> **Directions for this task**: Scan the data below for the string "Forecast". Copy every line where it appears.

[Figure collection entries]
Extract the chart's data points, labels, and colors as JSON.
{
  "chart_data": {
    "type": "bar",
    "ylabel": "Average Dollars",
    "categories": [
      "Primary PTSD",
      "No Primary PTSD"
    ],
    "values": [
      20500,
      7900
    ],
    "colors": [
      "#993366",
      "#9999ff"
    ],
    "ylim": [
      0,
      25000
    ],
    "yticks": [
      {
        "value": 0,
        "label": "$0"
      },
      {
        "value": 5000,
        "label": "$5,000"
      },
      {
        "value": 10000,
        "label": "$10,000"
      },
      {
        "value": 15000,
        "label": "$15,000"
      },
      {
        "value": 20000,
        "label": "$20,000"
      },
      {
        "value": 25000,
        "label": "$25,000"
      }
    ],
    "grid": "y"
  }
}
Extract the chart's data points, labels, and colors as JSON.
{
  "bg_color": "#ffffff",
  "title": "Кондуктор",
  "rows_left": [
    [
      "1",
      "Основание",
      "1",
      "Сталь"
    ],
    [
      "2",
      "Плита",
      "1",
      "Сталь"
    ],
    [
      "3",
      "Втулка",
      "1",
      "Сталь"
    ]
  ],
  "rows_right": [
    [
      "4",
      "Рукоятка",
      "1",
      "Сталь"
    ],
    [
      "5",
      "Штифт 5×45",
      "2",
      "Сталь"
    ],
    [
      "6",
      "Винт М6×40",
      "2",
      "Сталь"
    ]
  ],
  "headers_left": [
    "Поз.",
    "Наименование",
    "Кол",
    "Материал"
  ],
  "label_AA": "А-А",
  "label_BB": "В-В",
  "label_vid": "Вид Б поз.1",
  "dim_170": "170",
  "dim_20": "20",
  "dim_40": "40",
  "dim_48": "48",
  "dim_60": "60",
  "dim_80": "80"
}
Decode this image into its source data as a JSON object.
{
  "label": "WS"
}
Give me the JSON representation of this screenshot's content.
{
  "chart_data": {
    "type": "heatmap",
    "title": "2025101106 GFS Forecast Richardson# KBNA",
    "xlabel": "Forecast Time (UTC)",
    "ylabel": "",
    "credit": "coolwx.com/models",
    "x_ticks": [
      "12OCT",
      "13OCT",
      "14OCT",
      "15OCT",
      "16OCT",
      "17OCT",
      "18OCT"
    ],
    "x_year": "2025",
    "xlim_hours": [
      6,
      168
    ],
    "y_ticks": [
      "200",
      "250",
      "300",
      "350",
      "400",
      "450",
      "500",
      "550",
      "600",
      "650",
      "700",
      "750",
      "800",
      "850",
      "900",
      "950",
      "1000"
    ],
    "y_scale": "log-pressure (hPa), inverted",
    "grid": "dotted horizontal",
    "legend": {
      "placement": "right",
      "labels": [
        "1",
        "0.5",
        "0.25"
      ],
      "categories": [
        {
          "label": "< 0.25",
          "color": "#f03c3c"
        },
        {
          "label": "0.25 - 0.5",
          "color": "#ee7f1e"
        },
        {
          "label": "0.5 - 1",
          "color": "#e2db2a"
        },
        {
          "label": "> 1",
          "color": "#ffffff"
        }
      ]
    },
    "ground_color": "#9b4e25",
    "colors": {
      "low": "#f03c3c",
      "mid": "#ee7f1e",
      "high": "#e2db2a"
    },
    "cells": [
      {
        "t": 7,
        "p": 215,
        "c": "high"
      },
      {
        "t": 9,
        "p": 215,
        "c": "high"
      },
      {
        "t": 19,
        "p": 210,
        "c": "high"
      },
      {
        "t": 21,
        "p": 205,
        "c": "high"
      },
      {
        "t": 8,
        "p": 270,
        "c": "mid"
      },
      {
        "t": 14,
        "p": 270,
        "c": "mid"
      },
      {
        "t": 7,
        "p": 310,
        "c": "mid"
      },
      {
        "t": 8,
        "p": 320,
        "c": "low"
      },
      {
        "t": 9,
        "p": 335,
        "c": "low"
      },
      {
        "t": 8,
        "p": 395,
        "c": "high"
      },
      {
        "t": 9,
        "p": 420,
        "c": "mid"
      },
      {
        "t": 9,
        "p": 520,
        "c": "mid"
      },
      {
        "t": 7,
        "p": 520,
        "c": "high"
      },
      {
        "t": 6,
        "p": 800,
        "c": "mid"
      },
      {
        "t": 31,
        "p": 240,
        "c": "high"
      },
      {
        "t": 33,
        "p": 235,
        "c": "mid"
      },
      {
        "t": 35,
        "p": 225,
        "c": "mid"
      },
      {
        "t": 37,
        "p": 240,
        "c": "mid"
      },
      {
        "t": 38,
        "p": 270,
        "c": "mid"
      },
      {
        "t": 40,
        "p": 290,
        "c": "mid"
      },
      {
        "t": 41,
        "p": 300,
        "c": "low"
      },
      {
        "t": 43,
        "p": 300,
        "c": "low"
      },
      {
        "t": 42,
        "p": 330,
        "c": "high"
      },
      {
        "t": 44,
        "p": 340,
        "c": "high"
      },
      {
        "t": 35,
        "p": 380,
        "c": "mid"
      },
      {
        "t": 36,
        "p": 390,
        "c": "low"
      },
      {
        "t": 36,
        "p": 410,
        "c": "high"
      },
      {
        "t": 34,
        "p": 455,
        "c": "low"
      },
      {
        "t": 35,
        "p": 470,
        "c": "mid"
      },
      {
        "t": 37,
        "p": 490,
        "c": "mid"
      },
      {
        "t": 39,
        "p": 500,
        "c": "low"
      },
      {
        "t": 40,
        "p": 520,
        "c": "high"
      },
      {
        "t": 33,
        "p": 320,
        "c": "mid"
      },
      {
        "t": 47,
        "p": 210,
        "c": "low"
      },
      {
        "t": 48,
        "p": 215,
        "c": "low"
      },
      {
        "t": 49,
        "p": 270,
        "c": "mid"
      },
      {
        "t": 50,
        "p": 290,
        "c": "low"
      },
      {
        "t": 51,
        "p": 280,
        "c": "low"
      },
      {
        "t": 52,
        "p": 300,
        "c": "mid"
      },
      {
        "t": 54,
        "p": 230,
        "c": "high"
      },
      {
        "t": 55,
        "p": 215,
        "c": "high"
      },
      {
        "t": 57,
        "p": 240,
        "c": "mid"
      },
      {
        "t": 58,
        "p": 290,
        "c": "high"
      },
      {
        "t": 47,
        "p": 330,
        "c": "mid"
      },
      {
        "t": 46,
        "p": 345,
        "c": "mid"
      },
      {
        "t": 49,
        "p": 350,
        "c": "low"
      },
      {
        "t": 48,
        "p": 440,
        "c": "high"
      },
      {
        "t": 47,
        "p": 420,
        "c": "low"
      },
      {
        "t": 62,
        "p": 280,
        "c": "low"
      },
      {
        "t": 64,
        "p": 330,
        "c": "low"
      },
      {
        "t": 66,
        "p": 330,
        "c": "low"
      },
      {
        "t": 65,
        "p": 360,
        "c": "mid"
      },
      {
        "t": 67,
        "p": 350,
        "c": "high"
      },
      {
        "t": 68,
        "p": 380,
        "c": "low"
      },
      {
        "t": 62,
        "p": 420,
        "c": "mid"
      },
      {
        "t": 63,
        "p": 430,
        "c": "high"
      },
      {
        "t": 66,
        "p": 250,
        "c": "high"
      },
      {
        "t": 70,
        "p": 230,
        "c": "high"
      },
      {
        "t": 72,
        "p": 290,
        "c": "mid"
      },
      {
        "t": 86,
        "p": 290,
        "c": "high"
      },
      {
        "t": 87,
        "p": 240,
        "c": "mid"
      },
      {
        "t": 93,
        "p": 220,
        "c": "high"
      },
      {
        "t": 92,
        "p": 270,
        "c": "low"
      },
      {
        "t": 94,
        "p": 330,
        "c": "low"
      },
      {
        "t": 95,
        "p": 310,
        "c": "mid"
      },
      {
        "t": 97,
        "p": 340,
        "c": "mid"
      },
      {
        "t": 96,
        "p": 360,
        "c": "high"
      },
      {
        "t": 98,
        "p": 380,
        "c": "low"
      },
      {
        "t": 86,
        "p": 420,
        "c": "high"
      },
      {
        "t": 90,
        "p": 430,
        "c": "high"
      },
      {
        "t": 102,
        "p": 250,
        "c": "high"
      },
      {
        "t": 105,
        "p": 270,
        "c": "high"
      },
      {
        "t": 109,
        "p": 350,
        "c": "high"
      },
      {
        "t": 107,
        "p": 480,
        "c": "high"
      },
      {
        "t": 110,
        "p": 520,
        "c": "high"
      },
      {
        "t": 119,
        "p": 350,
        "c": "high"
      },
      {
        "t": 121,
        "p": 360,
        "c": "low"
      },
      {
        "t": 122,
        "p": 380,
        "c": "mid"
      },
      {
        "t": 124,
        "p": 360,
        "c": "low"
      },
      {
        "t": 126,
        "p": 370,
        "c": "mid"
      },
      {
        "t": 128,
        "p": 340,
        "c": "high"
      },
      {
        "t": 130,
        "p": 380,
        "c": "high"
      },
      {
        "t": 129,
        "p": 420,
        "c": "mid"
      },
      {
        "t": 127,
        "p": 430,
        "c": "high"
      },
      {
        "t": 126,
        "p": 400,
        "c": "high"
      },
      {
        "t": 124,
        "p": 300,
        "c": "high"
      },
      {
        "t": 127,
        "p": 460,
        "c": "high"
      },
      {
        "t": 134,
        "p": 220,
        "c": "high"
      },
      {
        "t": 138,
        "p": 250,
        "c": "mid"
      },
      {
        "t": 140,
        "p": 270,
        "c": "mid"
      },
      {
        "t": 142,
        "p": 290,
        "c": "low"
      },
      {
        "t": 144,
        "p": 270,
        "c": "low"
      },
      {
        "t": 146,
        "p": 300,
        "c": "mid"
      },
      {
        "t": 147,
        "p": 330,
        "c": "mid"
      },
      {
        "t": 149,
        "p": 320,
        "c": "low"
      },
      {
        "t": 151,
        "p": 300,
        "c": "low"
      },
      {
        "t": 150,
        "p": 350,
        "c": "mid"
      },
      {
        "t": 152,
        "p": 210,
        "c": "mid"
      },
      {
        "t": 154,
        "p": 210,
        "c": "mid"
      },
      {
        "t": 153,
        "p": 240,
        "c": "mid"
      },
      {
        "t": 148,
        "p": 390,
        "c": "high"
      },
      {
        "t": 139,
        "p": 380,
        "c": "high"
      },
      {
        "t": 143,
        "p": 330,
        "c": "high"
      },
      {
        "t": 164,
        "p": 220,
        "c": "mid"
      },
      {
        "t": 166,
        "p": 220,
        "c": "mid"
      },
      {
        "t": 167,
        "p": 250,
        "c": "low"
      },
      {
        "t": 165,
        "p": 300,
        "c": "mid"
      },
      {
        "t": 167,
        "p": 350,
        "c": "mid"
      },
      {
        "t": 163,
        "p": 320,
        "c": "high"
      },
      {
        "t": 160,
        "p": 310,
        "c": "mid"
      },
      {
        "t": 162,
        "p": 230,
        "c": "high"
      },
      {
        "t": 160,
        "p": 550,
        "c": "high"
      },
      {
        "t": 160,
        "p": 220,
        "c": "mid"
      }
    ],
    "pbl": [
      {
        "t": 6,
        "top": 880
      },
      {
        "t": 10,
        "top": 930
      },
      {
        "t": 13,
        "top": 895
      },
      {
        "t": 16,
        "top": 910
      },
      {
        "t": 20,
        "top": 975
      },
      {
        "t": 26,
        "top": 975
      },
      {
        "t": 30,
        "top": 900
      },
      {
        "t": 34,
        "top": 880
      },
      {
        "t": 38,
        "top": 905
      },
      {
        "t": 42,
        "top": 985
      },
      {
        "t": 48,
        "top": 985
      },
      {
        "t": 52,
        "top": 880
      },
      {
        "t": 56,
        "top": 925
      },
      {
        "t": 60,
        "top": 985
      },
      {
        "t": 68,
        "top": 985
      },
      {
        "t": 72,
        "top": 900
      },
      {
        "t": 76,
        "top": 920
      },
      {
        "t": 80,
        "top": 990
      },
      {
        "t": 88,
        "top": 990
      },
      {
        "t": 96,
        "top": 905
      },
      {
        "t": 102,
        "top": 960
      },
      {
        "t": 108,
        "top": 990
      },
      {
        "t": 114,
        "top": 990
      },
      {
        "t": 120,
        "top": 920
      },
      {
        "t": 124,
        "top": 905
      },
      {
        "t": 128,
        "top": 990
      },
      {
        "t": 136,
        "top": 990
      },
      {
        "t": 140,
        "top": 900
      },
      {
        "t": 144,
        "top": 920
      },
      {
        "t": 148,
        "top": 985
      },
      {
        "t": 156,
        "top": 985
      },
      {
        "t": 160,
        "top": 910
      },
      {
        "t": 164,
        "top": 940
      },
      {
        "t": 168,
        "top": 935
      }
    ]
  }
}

> **Answer below**:
    "title": "2025101106 GFS Forecast Richardson# KBNA",
    "xlabel": "Forecast Time (UTC)",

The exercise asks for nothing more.